* _Stated goal 1_: Retype the records word for word, beginning at their first line and stopping after the line that contains "- west-indians-point-29: [189, 419, 208, 438]".

* _Given passage_:
►
From Bugzilla Helper: User-Agent: Mozilla/5.0 (Windows; U; Windows NT 5.0; it-IT; rv:1.7.5) Gecko/20041110 Firefox/1.0 Description of problem: Sometimes on boot the postgresql service is reported as failed even though it has been properly started. This happens only if the startup of previous services loads the server, expecially the hard disks, so that the postgresql startup becomes pretty slow. Version-Release number of selected component (if applicable): postgresql-8.0.3-1 How reproducible: Sometimes Steps to Reproduce: Not easy. You need a series of heavy services starting before postgresql. Actual Results: Service reported as failed, but it's started correctly instead. Expected Results: Service started and reported as ok. Additional info: This is not the same as previous similar bugs already present in the bug database, even though it looks similar. I've checked in the /etc/init.d/postgresql and found the cause of the problem being around these lines: $SU -l postgres -c "$PGENGINE/postmaster -p '$PGPORT' -D '$PGDATA' ${PGOPTS} &" >> "$PGLOG" 2>&1 < /dev/null sleep 2 pid=`pidof -s "$PGENGINE/postmaster"` The fixed sleep isn't enough if the server gets loaded. So I added the following code snippet just after the lines above (original indentation lost, sorry): while [ "$pid" == "" -a $try -le 10 ]; do sleep 2 pid=`pidof -s "$PGENGINE/postmaster"` done This forces the script to wait another 20 seconds, while checking every 2 seconds, if the first try fails. The 2 seconds check avoid waiting too much, thus slowing down the boot process, if the postgresql server starts quickly. Of course it's still just an hack, busy waiting isn't a good solution, but it's better than having an unnecessary fixed long wait. Hope it helps.
◄
* _Material provided_:
►
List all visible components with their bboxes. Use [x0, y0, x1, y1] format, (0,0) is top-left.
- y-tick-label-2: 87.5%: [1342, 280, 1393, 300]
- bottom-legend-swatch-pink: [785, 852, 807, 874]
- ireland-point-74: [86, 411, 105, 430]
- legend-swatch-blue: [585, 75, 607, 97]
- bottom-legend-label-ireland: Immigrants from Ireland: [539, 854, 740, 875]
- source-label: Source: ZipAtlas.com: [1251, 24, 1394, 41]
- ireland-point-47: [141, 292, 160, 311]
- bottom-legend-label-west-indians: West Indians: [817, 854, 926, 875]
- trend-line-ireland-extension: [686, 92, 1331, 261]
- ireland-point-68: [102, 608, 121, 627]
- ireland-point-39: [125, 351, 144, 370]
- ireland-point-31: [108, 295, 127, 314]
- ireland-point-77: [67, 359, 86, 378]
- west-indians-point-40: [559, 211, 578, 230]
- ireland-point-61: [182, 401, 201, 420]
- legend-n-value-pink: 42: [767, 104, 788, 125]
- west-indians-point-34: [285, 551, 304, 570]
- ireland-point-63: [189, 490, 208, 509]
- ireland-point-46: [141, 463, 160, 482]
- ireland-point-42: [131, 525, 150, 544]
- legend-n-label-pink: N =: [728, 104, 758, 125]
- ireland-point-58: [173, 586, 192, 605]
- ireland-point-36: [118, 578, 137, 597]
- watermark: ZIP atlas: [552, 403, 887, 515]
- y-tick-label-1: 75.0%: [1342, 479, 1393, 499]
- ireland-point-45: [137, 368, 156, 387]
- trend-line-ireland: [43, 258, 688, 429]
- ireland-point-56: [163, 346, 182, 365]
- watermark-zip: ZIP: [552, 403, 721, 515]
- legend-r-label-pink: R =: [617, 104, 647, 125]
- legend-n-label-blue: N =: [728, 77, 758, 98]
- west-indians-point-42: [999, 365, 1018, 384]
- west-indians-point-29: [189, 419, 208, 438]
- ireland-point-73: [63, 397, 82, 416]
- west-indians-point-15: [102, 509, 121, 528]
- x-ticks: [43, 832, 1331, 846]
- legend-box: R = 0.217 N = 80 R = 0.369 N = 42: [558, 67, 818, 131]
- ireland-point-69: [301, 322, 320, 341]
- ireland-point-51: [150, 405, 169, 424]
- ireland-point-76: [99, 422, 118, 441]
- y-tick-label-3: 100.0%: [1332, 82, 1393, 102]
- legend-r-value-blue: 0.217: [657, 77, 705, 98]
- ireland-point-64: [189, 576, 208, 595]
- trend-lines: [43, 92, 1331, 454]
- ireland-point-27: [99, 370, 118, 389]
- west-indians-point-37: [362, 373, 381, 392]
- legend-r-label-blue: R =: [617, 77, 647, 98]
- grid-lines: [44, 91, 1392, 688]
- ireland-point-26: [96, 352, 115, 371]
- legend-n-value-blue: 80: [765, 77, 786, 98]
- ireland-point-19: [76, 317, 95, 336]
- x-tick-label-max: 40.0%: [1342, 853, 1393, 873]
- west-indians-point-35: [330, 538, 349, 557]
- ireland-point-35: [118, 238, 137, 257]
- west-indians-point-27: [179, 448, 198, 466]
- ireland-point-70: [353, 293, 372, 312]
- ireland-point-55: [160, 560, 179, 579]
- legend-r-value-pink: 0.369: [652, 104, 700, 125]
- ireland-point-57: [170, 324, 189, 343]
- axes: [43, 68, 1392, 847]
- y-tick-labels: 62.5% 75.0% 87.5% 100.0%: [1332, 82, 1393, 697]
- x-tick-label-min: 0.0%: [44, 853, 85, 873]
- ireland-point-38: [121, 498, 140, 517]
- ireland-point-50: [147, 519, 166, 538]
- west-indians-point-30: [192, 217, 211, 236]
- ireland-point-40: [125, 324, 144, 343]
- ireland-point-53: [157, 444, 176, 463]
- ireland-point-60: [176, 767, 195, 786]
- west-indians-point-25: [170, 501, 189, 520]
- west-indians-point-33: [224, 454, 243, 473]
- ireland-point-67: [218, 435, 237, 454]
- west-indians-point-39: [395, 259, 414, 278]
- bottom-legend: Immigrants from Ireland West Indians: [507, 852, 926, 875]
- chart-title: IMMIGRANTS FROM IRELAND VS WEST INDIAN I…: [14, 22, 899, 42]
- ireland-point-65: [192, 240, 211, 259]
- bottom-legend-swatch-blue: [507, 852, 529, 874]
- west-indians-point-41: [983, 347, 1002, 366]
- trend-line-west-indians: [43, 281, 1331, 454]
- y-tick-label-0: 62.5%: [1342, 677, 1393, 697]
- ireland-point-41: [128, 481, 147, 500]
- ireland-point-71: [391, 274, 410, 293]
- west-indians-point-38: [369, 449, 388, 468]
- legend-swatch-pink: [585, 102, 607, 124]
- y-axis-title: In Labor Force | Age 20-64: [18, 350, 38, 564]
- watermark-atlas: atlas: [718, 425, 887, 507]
◄
* _Stated goal 2_: Write what comes next in the bug report about the PostgreSQL service being reported as failed at boot, picking up after its last sentence.

* _Final answer 1_:
List all visible components with their bboxes. Use [x0, y0, x1, y1] format, (0,0) is top-left.
- y-tick-label-2: 87.5%: [1342, 280, 1393, 300]
- bottom-legend-swatch-pink: [785, 852, 807, 874]
- ireland-point-74: [86, 411, 105, 430]
- legend-swatch-blue: [585, 75, 607, 97]
- bottom-legend-label-ireland: Immigrants from Ireland: [539, 854, 740, 875]
- source-label: Source: ZipAtlas.com: [1251, 24, 1394, 41]
- ireland-point-47: [141, 292, 160, 311]
- bottom-legend-label-west-indians: West Indians: [817, 854, 926, 875]
- trend-line-ireland-extension: [686, 92, 1331, 261]
- ireland-point-68: [102, 608, 121, 627]
- ireland-point-39: [125, 351, 144, 370]
- ireland-point-31: [108, 295, 127, 314]
- ireland-point-77: [67, 359, 86, 378]
- west-indians-point-40: [559, 211, 578, 230]
- ireland-point-61: [182, 401, 201, 420]
- legend-n-value-pink: 42: [767, 104, 788, 125]
- west-indians-point-34: [285, 551, 304, 570]
- ireland-point-63: [189, 490, 208, 509]
- ireland-point-46: [141, 463, 160, 482]
- ireland-point-42: [131, 525, 150, 544]
- legend-n-label-pink: N =: [728, 104, 758, 125]
- ireland-point-58: [173, 586, 192, 605]
- ireland-point-36: [118, 578, 137, 597]
- watermark: ZIP atlas: [552, 403, 887, 515]
- y-tick-label-1: 75.0%: [1342, 479, 1393, 499]
- ireland-point-45: [137, 368, 156, 387]
- trend-line-ireland: [43, 258, 688, 429]
- ireland-point-56: [163, 346, 182, 365]
- watermark-zip: ZIP: [552, 403, 721, 515]
- legend-r-label-pink: R =: [617, 104, 647, 125]
- legend-n-label-blue: N =: [728, 77, 758, 98]
- west-indians-point-42: [999, 365, 1018, 384]
- west-indians-point-29: [189, 419, 208, 438]

* _Final answer 2_:
That script looks a bit shy of a load ... don't you need some more code to maintain the $try variable? But I follow your idea, and it seems reasonable. I'll throw something like this into the next update.
Ops, sorry, clearly I forgot to copy the line with the $try variable increment. I was wondering if there was a better solution, like for example checking also the exit status of the postgresql background process to further speed up the check on failure, but I don't know if it works with process executed by su, and unfortunately I had no time to check.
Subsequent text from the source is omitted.